Chart and figure data
——————————

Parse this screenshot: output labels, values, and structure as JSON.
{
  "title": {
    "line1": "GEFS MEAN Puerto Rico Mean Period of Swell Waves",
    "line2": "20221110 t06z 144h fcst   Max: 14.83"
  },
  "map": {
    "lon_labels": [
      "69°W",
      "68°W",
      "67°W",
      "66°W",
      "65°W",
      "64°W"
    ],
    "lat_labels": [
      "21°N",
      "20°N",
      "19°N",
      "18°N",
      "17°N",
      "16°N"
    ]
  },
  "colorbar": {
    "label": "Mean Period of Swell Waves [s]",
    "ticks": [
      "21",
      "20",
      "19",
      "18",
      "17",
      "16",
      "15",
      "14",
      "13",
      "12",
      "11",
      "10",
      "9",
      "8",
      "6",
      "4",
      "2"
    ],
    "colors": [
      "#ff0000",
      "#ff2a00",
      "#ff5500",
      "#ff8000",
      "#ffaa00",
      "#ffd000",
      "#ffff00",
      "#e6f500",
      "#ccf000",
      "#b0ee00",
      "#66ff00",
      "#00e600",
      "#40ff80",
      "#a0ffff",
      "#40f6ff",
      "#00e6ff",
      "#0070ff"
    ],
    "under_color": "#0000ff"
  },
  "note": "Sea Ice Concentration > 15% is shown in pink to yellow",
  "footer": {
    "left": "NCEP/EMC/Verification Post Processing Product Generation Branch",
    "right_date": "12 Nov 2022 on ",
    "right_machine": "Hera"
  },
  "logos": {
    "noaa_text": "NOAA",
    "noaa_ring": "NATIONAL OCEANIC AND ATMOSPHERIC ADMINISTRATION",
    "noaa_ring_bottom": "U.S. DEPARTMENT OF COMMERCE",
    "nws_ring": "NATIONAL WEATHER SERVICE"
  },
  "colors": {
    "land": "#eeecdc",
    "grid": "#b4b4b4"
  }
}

——————————

Challenge
Set down all of the records shown above once more, exactly.

Expected output
Parse this screenshot: output labels, values, and structure as JSON.
{
  "title": {
    "line1": "GEFS MEAN Puerto Rico Mean Period of Swell Waves",
    "line2": "20221110 t06z 144h fcst   Max: 14.83"
  },
  "map": {
    "lon_labels": [
      "69°W",
      "68°W",
      "67°W",
      "66°W",
      "65°W",
      "64°W"
    ],
    "lat_labels": [
      "21°N",
      "20°N",
      "19°N",
      "18°N",
      "17°N",
      "16°N"
    ]
  },
  "colorbar": {
    "label": "Mean Period of Swell Waves [s]",
    "ticks": [
      "21",
      "20",
      "19",
      "18",
      "17",
      "16",
      "15",
      "14",
      "13",
      "12",
      "11",
      "10",
      "9",
      "8",
      "6",
      "4",
      "2"
    ],
    "colors": [
      "#ff0000",
      "#ff2a00",
      "#ff5500",
      "#ff8000",
      "#ffaa00",
      "#ffd000",
      "#ffff00",
      "#e6f500",
      "#ccf000",
      "#b0ee00",
      "#66ff00",
      "#00e600",
      "#40ff80",
      "#a0ffff",
      "#40f6ff",
      "#00e6ff",
      "#0070ff"
    ],
    "under_color": "#0000ff"
  },
  "note": "Sea Ice Concentration > 15% is shown in pink to yellow",
  "footer": {
    "left": "NCEP/EMC/Verification Post Processing Product Generation Branch",
    "right_date": "12 Nov 2022 on ",
    "right_machine": "Hera"
  },
  "logos": {
    "noaa_text": "NOAA",
    "noaa_ring": "NATIONAL OCEANIC AND ATMOSPHERIC ADMINISTRATION",
    "noaa_ring_bottom": "U.S. DEPARTMENT OF COMMERCE",
    "nws_ring": "NATIONAL WEATHER SERVICE"
  },
  "colors": {
    "land": "#eeecdc",
    "grid": "#b4b4b4"
  }
}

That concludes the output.